PROBLEM → Which lines include the word "Gedichts"? Copy each of them.

Source data
┄┄┄┄┄┄┄┄┄┄┄┄┄┄┄┄┄┄┄┄

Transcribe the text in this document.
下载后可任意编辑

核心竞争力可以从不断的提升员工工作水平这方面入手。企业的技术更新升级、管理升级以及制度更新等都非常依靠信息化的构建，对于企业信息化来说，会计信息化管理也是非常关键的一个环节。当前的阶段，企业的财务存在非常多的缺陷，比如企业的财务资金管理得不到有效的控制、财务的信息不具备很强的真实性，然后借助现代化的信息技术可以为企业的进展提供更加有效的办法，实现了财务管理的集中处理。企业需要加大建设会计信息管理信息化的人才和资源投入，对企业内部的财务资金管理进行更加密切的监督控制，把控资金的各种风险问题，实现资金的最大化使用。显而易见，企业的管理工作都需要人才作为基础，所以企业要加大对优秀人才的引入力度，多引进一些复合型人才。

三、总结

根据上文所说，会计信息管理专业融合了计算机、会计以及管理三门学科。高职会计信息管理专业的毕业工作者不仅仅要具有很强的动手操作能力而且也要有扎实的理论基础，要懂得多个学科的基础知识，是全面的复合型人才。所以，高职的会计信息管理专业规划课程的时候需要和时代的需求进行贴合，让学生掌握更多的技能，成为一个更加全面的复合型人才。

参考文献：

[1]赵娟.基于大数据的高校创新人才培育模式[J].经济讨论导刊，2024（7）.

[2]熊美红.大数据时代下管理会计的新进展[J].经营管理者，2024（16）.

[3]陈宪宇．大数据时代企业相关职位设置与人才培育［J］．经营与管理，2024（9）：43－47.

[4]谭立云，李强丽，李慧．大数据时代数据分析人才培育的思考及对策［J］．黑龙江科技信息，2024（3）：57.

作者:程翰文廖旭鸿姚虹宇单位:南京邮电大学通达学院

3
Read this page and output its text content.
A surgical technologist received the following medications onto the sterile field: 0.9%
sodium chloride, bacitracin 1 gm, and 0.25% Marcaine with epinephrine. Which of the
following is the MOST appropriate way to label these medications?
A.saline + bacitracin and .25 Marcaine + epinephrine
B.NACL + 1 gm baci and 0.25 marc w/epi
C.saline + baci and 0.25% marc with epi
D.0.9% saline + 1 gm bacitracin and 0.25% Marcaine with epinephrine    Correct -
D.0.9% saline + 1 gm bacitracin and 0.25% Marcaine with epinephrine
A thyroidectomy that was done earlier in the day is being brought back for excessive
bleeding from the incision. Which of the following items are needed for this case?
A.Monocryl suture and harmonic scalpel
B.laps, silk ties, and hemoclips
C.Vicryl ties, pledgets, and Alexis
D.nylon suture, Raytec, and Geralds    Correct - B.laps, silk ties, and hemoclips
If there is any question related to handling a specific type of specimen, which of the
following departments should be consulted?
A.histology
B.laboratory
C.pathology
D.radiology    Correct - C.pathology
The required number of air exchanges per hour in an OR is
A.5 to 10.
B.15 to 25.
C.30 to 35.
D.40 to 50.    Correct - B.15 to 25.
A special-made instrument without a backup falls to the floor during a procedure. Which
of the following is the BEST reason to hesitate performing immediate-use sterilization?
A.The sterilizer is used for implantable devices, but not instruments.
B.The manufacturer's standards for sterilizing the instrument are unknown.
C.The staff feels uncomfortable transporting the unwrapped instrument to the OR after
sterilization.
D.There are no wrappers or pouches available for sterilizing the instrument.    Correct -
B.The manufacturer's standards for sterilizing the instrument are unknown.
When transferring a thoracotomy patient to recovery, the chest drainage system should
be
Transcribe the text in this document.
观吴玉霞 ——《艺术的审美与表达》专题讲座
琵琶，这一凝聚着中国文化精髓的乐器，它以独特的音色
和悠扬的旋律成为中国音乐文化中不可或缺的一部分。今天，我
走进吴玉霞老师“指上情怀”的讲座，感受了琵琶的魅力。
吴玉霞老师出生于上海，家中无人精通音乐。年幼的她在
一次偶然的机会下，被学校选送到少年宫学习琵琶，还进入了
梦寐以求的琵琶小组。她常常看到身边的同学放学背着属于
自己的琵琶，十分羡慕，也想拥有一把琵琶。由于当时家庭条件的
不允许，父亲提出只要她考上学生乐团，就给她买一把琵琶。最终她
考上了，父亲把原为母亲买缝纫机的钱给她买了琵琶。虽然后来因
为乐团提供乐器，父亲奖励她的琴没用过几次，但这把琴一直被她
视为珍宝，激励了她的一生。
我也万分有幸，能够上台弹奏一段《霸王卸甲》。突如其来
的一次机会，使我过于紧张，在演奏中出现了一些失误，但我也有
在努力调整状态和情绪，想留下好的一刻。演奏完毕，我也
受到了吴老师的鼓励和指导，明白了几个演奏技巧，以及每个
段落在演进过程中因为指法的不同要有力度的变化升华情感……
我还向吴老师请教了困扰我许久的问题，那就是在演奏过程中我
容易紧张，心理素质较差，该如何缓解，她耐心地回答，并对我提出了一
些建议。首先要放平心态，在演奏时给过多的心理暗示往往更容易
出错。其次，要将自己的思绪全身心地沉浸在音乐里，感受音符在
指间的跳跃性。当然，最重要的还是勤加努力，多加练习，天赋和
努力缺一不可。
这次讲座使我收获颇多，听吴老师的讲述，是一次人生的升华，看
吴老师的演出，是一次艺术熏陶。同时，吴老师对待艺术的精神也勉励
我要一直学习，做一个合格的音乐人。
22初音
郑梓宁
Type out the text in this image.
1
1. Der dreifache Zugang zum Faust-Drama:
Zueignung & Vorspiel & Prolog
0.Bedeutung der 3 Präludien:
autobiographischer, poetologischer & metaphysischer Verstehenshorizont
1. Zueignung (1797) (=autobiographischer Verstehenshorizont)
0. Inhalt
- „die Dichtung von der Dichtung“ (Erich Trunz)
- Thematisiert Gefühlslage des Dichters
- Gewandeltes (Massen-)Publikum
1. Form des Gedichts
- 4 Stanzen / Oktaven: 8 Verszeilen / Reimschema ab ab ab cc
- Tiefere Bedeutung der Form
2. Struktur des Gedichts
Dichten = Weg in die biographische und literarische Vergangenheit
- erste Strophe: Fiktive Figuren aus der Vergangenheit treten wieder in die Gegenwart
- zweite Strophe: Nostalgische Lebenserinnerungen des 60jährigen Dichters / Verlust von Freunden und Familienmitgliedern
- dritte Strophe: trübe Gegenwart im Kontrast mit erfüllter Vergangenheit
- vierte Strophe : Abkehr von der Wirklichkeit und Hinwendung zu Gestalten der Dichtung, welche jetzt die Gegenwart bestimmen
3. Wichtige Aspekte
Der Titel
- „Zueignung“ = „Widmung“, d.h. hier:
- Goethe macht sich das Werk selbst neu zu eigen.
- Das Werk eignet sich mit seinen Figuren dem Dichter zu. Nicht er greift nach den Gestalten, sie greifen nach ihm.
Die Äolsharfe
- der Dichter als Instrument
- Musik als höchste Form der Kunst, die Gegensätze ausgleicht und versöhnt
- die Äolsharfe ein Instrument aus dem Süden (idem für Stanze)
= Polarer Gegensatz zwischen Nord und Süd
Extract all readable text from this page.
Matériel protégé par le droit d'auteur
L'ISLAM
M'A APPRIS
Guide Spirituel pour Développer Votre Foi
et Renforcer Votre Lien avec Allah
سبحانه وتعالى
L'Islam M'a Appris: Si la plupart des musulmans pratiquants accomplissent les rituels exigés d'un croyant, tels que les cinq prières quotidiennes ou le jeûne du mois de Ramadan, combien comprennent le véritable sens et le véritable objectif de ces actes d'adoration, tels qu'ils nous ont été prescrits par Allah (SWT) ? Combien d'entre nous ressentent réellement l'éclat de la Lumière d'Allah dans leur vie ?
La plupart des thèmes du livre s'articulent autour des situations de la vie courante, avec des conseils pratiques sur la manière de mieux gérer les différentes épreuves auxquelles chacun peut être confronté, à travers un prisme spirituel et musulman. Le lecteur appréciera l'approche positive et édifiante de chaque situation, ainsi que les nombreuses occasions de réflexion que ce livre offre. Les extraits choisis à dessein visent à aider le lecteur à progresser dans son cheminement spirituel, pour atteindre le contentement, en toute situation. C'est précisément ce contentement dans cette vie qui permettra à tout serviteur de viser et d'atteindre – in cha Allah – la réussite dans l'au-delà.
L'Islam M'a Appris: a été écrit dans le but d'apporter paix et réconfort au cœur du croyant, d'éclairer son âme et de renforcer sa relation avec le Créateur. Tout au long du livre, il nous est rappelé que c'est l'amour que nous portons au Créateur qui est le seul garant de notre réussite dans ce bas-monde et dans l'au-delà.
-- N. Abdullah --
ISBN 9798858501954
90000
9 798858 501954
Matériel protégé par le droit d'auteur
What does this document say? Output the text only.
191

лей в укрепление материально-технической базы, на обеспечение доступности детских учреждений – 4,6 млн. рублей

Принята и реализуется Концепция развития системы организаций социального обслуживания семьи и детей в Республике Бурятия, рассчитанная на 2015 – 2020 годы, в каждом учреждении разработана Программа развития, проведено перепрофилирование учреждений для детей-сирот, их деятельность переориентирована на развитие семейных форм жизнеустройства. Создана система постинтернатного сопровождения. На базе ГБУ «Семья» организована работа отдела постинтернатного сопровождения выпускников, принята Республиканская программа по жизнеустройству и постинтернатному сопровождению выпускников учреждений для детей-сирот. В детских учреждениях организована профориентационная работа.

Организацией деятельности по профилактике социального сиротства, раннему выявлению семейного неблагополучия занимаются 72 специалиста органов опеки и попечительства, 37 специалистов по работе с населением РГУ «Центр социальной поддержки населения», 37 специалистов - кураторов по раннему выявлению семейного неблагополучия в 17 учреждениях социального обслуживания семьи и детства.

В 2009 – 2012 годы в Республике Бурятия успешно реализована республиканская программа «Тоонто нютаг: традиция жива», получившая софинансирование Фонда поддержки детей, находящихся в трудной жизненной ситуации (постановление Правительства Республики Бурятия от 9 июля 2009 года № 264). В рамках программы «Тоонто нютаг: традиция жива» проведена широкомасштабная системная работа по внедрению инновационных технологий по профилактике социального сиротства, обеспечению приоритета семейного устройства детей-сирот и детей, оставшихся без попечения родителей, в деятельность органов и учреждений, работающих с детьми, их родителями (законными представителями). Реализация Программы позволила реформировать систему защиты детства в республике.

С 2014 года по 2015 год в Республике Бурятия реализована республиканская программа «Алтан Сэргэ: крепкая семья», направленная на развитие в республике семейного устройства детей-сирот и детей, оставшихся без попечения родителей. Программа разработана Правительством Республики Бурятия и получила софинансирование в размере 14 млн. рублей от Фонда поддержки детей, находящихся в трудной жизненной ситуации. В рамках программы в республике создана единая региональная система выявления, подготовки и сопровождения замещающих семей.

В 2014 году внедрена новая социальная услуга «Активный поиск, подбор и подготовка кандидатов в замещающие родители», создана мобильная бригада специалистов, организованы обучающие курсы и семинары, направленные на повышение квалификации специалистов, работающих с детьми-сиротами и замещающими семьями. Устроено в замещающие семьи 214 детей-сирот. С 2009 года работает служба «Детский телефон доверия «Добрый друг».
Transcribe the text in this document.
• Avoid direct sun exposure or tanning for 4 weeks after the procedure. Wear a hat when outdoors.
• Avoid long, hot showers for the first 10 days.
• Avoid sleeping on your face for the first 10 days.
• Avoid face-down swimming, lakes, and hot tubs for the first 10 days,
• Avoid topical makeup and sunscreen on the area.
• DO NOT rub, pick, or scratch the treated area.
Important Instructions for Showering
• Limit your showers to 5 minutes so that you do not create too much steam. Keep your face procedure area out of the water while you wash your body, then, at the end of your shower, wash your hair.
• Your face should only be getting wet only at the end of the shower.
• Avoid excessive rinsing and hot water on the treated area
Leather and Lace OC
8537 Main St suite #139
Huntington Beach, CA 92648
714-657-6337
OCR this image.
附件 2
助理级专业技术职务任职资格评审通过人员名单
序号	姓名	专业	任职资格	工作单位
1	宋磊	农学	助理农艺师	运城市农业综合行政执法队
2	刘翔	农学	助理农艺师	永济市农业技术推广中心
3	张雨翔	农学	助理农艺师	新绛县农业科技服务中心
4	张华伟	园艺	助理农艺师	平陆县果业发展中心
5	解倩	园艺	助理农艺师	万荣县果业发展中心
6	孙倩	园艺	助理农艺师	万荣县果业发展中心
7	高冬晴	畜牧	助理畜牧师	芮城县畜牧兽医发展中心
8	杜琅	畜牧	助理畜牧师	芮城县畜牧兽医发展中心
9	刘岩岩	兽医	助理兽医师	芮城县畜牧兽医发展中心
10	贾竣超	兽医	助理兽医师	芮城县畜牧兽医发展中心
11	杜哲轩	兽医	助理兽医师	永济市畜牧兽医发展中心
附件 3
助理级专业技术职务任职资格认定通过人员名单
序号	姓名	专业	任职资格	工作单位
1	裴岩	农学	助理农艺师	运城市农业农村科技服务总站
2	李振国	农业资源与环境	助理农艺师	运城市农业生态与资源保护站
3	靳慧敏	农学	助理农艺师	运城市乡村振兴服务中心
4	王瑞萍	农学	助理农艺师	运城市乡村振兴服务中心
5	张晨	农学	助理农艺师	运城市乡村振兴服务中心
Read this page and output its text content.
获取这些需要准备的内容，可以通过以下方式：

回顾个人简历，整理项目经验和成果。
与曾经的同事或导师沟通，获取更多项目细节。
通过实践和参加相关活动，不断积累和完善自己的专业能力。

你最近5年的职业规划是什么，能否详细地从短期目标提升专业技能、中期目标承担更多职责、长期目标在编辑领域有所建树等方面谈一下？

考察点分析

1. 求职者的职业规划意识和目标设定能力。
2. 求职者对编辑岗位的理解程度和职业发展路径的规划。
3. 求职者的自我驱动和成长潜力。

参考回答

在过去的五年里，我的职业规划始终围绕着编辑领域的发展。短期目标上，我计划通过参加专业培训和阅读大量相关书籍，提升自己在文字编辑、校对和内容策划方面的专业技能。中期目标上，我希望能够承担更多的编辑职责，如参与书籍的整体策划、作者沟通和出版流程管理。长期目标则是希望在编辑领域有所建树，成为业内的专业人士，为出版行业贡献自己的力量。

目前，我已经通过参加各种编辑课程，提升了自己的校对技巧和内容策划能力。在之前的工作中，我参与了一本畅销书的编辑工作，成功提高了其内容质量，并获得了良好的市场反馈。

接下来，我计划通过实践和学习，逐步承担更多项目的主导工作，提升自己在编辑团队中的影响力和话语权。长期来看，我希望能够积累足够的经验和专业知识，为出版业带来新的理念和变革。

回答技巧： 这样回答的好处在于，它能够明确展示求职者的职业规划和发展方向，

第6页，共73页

┄┄┄┄┄┄┄┄┄┄┄┄┄┄┄┄┄┄┄┄

CORRECT OUTPUT →
1. Form des Gedichts
2. Struktur des Gedichts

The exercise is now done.